## Aim of the task
Copy out each line containing "казенного" from the entries below.

## Input rows

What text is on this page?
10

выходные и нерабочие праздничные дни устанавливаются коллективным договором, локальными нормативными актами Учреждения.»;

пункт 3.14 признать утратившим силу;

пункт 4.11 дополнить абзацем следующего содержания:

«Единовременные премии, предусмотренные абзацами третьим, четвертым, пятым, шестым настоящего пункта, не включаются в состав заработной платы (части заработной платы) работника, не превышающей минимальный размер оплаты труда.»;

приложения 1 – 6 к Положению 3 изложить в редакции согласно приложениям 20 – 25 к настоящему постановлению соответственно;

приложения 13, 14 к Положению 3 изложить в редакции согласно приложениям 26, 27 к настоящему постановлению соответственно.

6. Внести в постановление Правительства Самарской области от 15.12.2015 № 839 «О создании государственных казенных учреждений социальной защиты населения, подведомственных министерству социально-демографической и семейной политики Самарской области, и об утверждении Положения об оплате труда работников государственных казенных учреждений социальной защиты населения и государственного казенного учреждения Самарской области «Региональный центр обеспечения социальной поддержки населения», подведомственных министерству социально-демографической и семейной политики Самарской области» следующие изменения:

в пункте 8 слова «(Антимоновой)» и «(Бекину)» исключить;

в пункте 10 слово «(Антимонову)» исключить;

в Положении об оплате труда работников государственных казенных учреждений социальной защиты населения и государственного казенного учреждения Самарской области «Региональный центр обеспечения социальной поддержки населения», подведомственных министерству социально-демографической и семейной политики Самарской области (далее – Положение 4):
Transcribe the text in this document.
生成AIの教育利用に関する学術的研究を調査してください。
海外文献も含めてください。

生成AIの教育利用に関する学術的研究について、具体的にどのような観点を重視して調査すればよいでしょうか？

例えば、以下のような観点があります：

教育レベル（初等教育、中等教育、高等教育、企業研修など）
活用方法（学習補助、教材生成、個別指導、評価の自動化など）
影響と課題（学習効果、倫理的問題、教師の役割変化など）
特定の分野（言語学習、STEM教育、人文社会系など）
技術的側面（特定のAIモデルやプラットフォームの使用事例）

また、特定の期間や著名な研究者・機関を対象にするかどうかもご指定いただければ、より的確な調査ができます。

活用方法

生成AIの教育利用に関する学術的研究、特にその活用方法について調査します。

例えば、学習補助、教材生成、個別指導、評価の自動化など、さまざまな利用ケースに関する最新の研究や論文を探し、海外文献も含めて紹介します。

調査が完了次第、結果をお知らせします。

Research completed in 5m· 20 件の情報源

## Output below
6. Внести в постановление Правительства Самарской области от 15.12.2015 № 839 «О создании государственных казенных учреждений социальной защиты населения, подведомственных министерству социально-демографической и семейной политики Самарской области, и об утверждении Положения об оплате труда работников государственных казенных учреждений социальной защиты населения и государственного казенного учреждения Самарской области «Региональный центр обеспечения социальной поддержки населения», подведомственных министерству социально-демографической и семейной политики Самарской области» следующие изменения:
в Положении об оплате труда работников государственных казенных учреждений социальной защиты населения и государственного казенного учреждения Самарской области «Региональный центр обеспечения социальной поддержки населения», подведомственных министерству социально-демографической и семейной политики Самарской области (далее – Положение 4):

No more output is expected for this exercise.